## What you need to do
Look through the data below and return each line where "Clients" appears.

## Materials provided
— START —

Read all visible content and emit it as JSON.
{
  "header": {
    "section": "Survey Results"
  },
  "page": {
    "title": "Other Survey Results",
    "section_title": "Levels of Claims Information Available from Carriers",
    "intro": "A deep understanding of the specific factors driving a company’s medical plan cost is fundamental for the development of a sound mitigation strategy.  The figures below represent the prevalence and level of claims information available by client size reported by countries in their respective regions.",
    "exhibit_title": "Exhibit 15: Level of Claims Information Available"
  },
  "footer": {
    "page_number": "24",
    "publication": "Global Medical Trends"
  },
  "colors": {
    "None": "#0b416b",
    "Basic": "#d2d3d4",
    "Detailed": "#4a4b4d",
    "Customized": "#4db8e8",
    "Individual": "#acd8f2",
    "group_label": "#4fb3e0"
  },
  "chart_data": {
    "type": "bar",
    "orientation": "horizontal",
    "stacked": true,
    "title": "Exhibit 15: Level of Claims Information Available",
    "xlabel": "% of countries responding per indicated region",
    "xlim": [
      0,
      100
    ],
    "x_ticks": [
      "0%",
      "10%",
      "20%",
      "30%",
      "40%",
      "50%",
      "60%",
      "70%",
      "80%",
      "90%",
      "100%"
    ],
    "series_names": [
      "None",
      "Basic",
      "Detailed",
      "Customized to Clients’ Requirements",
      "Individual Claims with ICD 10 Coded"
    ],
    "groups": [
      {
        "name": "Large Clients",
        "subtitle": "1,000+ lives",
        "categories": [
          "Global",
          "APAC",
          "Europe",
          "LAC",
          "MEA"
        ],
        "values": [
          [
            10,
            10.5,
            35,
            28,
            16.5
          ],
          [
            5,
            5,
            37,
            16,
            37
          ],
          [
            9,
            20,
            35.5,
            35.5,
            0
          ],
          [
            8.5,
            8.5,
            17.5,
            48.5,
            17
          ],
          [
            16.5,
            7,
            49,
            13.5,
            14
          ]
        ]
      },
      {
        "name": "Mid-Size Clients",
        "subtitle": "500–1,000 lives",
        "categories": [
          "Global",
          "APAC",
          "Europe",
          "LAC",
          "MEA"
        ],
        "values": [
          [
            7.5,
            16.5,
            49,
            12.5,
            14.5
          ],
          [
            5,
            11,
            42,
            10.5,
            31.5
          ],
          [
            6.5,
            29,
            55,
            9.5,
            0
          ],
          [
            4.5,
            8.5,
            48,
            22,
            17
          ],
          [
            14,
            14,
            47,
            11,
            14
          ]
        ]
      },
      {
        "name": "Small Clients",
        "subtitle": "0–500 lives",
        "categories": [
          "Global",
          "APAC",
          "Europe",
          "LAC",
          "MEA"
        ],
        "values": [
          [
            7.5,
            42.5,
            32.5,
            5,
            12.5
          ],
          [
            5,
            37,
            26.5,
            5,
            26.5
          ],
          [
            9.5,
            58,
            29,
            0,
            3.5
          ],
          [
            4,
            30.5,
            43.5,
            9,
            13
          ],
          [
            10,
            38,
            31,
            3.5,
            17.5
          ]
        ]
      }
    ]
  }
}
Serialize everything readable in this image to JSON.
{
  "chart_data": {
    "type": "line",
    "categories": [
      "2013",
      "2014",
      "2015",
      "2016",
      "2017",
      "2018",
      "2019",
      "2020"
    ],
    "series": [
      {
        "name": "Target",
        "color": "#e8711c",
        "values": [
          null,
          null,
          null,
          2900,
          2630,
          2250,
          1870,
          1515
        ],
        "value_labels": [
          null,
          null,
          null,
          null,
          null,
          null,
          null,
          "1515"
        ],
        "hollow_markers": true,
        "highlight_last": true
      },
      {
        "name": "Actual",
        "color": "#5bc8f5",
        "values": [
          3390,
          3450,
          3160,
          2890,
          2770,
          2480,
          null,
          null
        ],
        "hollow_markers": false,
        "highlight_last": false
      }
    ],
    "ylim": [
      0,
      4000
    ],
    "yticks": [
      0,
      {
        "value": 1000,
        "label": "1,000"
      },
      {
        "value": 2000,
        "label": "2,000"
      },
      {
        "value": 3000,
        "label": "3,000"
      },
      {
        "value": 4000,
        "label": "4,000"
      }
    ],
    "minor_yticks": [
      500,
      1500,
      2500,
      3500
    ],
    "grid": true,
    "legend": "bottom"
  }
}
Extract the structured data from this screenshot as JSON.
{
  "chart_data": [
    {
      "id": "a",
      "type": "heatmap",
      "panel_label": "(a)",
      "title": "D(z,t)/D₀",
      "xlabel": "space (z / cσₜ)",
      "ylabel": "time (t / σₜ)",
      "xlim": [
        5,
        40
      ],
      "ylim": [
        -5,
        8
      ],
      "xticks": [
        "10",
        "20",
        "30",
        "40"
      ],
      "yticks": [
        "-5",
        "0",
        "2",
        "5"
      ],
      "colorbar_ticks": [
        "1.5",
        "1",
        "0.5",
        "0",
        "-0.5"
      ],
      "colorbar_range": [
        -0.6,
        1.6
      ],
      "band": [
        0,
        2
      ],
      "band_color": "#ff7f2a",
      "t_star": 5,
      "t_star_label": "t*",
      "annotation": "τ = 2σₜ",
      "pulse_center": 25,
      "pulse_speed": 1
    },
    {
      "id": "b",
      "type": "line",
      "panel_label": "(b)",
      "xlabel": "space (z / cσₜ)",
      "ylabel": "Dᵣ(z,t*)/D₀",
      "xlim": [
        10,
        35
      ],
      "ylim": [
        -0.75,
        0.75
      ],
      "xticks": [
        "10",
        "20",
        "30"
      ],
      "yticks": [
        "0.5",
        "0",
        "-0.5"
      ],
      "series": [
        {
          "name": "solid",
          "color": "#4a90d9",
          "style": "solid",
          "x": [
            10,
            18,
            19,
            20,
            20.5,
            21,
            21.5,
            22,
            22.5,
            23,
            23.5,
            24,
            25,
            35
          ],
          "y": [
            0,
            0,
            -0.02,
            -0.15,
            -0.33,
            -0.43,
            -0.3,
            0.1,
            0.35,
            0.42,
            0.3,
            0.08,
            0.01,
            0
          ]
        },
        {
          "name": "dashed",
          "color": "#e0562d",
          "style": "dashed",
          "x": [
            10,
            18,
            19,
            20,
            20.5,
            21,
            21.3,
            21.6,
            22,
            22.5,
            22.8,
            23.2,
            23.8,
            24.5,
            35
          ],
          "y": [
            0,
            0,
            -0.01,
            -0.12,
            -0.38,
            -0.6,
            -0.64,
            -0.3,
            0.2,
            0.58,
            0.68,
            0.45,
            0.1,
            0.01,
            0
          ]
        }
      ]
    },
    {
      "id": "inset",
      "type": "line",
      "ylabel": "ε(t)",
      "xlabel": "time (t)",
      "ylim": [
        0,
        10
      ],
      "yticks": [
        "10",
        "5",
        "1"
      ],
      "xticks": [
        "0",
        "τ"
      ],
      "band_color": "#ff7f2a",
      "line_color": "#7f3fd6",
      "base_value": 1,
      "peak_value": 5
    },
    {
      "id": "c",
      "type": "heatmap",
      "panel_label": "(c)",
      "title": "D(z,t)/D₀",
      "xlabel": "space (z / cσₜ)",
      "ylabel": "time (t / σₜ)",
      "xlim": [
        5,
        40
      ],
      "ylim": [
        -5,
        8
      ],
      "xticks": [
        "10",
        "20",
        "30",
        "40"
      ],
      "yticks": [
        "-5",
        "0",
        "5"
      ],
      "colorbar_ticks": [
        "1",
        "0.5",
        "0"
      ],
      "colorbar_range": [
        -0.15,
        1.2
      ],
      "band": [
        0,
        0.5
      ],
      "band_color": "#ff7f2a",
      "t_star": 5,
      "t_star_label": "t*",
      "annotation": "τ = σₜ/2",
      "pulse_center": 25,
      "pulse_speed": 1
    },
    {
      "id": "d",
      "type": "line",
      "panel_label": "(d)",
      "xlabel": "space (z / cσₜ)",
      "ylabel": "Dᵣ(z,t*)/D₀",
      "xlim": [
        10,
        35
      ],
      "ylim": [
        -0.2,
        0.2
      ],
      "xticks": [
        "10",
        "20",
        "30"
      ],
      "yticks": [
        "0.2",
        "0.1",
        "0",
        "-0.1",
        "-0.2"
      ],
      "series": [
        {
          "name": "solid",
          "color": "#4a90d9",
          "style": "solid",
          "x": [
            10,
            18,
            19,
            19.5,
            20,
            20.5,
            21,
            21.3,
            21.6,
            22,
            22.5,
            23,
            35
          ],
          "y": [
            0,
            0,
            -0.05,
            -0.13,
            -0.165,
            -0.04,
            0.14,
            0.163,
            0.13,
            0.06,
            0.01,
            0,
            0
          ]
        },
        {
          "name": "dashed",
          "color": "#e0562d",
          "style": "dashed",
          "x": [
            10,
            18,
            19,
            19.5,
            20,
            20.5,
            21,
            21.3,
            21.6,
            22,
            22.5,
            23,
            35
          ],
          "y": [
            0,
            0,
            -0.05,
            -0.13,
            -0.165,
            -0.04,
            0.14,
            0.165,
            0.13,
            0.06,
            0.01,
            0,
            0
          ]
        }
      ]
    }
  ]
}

— END —

## Answer below
      "Customized to Clients’ Requirements",
        "name": "Large Clients",
        "name": "Mid-Size Clients",
        "name": "Small Clients",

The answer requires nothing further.